SUPPLIED ENTRIES.

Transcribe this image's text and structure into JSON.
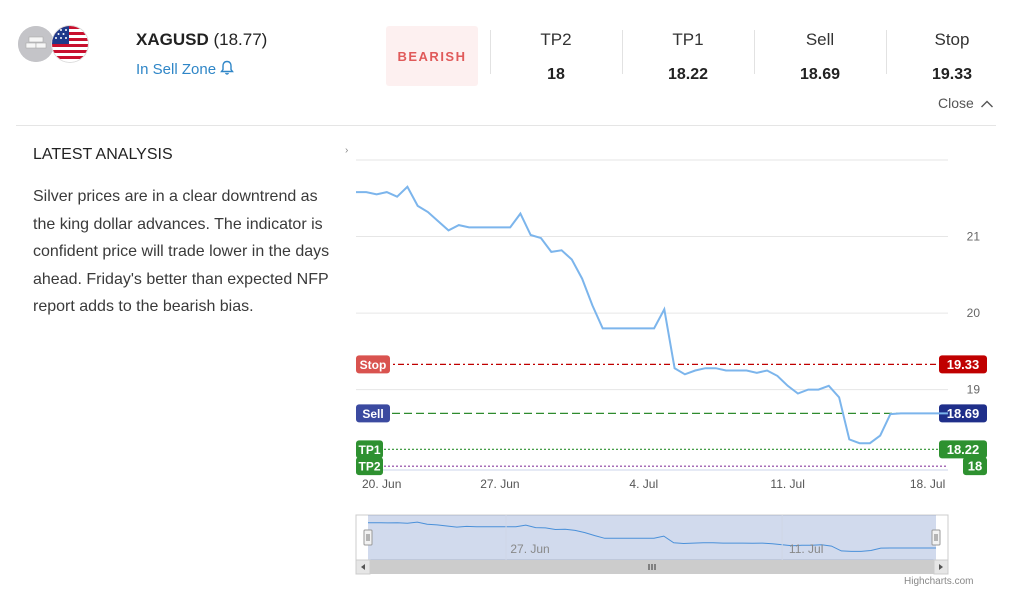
{
  "header": {
    "symbol": "XAGUSD",
    "price": "(18.77)",
    "zone": "In Sell Zone",
    "bias": "BEARISH",
    "close": "Close",
    "levels": [
      {
        "label": "TP2",
        "value": "18"
      },
      {
        "label": "TP1",
        "value": "18.22"
      },
      {
        "label": "Sell",
        "value": "18.69"
      },
      {
        "label": "Stop",
        "value": "19.33"
      }
    ]
  },
  "analysis": {
    "title": "LATEST ANALYSIS",
    "text": "Silver prices are in a clear downtrend as the king dollar advances. The indicator is confident price will trade lower in the days ahead. Friday's better than expected NFP report adds to the bearish bias."
  },
  "colors": {
    "accent": "#2f86c7",
    "bearish": "#e05a5a",
    "line": "#7cb5ec",
    "stop": "#c00000",
    "sell": "#1f2f8a",
    "tp": "#2e9130"
  },
  "credit": "Highcharts.com",
  "chart_data": {
    "type": "line",
    "series": [
      {
        "x": [
          0,
          0.5,
          1,
          1.5,
          2,
          2.5,
          3,
          3.5,
          4,
          4.5,
          5,
          5.5,
          6,
          6.5,
          7,
          7.5,
          8,
          8.5,
          9,
          9.5,
          10,
          10.5,
          11,
          11.5,
          12,
          12.5,
          13,
          13.5,
          14,
          14.5,
          15,
          15.5,
          16,
          16.5,
          17,
          17.5,
          18,
          18.5,
          19,
          19.5,
          20,
          20.5,
          21,
          21.5,
          22,
          22.5,
          23,
          23.5,
          24,
          24.5,
          25,
          25.5,
          26,
          26.5,
          27,
          27.5,
          28,
          28.5,
          28.8
        ],
        "values": [
          21.58,
          21.58,
          21.55,
          21.58,
          21.52,
          21.65,
          21.4,
          21.32,
          21.2,
          21.08,
          21.15,
          21.12,
          21.12,
          21.12,
          21.12,
          21.12,
          21.3,
          21.02,
          20.98,
          20.8,
          20.82,
          20.7,
          20.45,
          20.1,
          19.8,
          19.8,
          19.8,
          19.8,
          19.8,
          19.8,
          20.05,
          19.28,
          19.2,
          19.25,
          19.28,
          19.28,
          19.25,
          19.25,
          19.25,
          19.22,
          19.25,
          19.18,
          19.05,
          18.95,
          19.0,
          19.0,
          19.05,
          18.9,
          18.35,
          18.3,
          18.3,
          18.4,
          18.68,
          18.69,
          18.69,
          18.69,
          18.69,
          18.69,
          18.69
        ]
      }
    ],
    "x_ticks": [
      "20. Jun",
      "27. Jun",
      "4. Jul",
      "11. Jul",
      "18. Jul"
    ],
    "y_ticks": [
      "21",
      "20",
      "19"
    ],
    "plot_lines": [
      {
        "name": "Stop",
        "value": 19.33
      },
      {
        "name": "Sell",
        "value": 18.69
      },
      {
        "name": "TP1",
        "value": 18.22
      },
      {
        "name": "TP2",
        "value": 18
      }
    ],
    "navigator_label": [
      "27. Jun",
      "11. Jul"
    ],
    "ylim": [
      17.95,
      22.0
    ],
    "xlim": [
      0,
      28.8
    ],
    "grid": true
  }
}
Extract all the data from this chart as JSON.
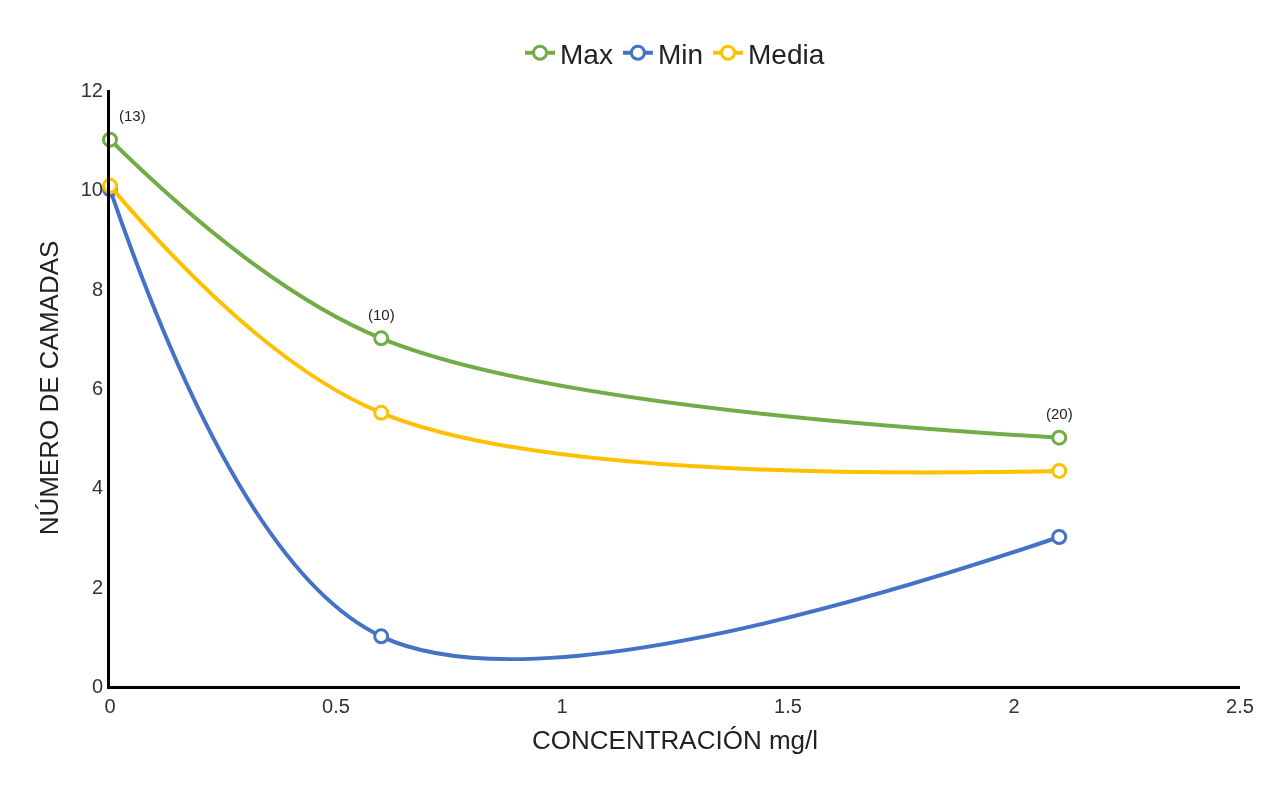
{
  "chart_data": {
    "type": "line",
    "xlabel": "CONCENTRACIÓN mg/l",
    "ylabel": "NÚMERO DE CAMADAS",
    "x": [
      0,
      0.6,
      2.1
    ],
    "series": [
      {
        "name": "Max",
        "color": "#70ad47",
        "values": [
          11,
          7,
          5
        ]
      },
      {
        "name": "Min",
        "color": "#4472c4",
        "values": [
          10,
          1,
          3
        ]
      },
      {
        "name": "Media",
        "color": "#ffc000",
        "values": [
          10.07,
          5.5,
          4.33
        ]
      }
    ],
    "xlim": [
      0,
      2.5
    ],
    "xticks": [
      0,
      0.5,
      1,
      1.5,
      2,
      2.5
    ],
    "ylim": [
      0,
      12
    ],
    "yticks": [
      0,
      2,
      4,
      6,
      8,
      10,
      12
    ],
    "legend": "top",
    "marker": "circle",
    "annotations": [
      {
        "text": "(13)",
        "x": 0,
        "y": 11
      },
      {
        "text": "(10)",
        "x": 0.6,
        "y": 7
      },
      {
        "text": "(20)",
        "x": 2.1,
        "y": 5
      }
    ]
  }
}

STATED TASK. Find and copy every line in the entries above where the string "price" occurs.

EXERCISE ANSWER.
    "price": "(18.77)",
    "text": "Silver prices are in a clear downtrend as the king dollar advances. The indicator is confident price will trade lower in the days ahead. Friday's better than expected NFP report adds to the bearish bias."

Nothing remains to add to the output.